WHAT YOU NEED TO DO: In the entries, find all lines that hold the word "color" and copy them.

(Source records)
** BEGIN **

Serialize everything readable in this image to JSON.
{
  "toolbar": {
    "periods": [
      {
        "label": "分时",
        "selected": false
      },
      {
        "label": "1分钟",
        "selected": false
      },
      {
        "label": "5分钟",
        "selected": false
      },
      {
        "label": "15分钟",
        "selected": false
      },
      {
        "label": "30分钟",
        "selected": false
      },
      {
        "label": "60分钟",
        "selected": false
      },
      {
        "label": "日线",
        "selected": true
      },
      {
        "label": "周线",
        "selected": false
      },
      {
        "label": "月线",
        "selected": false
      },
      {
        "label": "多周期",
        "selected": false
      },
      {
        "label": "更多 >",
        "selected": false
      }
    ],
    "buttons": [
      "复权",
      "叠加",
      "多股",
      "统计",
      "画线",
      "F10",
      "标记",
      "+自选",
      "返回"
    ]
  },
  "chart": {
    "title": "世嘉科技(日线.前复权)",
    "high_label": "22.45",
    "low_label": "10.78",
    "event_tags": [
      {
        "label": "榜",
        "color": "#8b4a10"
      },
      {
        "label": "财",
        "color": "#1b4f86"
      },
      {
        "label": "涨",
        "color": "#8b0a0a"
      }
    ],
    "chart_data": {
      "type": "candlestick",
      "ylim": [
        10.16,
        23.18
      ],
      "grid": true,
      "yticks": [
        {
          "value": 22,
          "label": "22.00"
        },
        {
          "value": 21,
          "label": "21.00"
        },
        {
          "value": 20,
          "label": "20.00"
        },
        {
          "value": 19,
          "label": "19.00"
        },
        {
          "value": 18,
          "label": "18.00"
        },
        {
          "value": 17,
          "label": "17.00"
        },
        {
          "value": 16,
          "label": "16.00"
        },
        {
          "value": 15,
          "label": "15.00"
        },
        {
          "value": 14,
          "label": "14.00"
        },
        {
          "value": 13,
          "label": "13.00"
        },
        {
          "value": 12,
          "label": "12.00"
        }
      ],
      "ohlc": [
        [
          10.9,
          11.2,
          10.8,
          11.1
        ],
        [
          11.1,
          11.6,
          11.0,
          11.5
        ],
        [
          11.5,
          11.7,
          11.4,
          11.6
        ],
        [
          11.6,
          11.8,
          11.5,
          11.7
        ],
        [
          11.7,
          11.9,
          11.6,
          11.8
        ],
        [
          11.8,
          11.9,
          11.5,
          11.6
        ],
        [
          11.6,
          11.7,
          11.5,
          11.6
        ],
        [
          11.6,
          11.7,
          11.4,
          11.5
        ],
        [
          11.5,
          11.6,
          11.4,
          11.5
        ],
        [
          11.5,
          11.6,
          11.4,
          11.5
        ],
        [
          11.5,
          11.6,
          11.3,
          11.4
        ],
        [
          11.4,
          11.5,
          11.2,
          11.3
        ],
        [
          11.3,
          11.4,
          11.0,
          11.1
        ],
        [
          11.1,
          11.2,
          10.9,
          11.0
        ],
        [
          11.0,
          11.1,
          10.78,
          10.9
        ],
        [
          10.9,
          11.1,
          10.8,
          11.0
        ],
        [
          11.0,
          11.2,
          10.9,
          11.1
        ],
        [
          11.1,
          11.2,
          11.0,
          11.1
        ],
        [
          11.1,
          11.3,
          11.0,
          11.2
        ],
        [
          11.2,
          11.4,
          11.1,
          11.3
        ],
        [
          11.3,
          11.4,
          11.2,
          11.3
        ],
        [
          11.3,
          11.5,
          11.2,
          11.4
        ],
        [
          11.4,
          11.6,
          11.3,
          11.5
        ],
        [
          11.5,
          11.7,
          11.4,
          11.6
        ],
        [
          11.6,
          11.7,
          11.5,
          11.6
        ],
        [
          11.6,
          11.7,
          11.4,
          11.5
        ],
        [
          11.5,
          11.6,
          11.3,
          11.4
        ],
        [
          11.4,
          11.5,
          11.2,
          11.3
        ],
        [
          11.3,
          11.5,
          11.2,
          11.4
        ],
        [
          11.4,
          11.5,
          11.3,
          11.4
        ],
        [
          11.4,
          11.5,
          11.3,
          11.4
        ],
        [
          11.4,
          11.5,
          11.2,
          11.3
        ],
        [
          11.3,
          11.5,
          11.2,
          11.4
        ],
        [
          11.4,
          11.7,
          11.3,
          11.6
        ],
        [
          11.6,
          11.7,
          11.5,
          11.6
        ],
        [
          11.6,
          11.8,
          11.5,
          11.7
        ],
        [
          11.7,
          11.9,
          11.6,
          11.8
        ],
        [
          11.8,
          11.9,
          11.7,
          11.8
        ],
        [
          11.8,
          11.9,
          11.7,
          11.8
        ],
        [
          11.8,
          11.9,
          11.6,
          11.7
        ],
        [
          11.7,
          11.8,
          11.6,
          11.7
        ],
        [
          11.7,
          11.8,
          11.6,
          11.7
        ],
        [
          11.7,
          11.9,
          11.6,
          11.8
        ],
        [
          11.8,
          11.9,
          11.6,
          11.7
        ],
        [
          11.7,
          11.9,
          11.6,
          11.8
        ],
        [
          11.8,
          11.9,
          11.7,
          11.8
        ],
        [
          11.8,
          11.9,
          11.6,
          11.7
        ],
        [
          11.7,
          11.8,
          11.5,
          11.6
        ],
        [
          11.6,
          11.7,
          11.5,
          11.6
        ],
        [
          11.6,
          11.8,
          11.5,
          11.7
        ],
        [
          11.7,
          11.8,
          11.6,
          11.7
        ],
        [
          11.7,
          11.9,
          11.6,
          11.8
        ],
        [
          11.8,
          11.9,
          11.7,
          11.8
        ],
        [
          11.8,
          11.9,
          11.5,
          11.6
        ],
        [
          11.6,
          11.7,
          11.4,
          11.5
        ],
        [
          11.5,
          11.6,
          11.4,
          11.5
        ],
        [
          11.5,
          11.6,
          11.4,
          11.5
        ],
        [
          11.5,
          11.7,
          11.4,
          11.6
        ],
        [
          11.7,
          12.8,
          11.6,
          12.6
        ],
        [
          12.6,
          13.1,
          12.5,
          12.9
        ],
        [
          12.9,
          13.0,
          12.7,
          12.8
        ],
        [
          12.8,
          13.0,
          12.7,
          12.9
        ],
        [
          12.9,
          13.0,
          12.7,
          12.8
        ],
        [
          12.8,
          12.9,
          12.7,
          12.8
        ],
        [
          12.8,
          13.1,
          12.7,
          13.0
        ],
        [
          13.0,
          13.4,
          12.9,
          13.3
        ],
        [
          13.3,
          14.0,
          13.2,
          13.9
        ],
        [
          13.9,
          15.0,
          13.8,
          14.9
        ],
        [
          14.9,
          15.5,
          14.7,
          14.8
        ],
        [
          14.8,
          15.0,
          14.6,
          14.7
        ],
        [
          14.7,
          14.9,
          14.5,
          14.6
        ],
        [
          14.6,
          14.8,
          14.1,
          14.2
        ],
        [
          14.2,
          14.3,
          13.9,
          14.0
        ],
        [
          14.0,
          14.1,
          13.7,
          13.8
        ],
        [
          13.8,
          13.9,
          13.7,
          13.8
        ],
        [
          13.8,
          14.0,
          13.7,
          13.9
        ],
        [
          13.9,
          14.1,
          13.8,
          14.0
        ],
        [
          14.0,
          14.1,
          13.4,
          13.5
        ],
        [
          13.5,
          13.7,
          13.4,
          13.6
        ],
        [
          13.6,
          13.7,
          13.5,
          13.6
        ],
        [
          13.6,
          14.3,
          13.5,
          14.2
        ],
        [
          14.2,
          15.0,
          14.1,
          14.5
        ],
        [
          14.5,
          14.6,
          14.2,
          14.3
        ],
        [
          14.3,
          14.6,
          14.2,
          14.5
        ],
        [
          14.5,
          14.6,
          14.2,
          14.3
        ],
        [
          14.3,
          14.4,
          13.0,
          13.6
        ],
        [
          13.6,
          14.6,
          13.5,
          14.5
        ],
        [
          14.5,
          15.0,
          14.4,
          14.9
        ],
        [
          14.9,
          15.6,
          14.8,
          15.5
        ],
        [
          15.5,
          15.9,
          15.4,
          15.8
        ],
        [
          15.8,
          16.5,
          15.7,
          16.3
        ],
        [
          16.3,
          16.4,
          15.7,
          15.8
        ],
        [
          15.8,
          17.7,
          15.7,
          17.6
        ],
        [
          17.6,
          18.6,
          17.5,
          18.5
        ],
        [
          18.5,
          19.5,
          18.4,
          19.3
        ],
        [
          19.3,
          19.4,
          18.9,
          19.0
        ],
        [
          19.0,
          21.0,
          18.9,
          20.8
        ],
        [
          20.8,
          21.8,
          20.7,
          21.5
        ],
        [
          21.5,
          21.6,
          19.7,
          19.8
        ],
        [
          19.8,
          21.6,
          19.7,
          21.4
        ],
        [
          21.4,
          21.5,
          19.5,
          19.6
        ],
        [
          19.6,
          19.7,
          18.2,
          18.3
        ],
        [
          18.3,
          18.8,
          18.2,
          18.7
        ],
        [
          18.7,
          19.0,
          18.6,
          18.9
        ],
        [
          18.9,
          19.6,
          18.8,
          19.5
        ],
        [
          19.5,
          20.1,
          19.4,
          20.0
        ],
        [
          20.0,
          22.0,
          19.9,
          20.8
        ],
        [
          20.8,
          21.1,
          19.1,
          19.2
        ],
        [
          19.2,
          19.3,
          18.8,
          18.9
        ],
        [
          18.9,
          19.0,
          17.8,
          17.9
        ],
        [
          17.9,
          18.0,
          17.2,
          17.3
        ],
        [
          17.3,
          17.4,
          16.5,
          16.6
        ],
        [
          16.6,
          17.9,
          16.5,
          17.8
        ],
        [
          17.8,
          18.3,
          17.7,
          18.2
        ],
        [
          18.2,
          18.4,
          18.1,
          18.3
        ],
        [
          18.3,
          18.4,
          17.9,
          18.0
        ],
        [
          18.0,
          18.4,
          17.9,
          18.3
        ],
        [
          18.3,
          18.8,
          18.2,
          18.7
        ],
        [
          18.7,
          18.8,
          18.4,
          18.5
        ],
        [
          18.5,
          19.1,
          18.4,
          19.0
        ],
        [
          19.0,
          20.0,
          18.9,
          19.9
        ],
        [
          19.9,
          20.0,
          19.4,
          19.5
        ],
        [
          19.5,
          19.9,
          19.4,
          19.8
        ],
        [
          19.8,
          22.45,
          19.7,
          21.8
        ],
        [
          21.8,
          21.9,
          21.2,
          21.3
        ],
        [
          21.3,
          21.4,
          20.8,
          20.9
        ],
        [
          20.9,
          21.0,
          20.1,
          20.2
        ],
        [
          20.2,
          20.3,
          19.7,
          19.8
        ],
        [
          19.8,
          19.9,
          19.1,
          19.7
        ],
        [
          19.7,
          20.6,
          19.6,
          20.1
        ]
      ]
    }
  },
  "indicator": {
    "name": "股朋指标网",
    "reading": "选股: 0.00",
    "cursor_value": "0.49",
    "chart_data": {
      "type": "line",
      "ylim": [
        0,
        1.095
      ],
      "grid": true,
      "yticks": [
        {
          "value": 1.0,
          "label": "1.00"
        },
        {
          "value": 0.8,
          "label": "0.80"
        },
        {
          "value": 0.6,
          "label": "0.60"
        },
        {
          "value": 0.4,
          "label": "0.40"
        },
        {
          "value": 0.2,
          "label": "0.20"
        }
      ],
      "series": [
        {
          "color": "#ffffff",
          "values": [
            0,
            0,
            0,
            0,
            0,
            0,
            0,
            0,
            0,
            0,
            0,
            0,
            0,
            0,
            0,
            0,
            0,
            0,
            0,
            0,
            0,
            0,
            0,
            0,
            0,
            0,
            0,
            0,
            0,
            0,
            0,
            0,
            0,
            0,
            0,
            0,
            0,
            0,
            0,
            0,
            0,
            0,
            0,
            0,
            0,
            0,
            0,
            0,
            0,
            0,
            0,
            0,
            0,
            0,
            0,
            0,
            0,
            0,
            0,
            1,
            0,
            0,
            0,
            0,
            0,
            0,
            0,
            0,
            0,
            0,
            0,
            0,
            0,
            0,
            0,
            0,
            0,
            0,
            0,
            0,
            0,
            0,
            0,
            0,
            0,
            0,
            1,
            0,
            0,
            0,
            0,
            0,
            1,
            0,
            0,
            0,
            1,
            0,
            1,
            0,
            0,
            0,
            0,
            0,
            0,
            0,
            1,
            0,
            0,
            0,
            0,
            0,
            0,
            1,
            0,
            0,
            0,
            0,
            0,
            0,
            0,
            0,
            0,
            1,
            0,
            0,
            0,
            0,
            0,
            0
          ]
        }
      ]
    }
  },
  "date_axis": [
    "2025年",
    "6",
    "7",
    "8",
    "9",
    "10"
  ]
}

** END **

RESULT BELOW:
        "color": "#8b4a10"
        "color": "#1b4f86"
        "color": "#8b0a0a"
          "color": "#ffffff",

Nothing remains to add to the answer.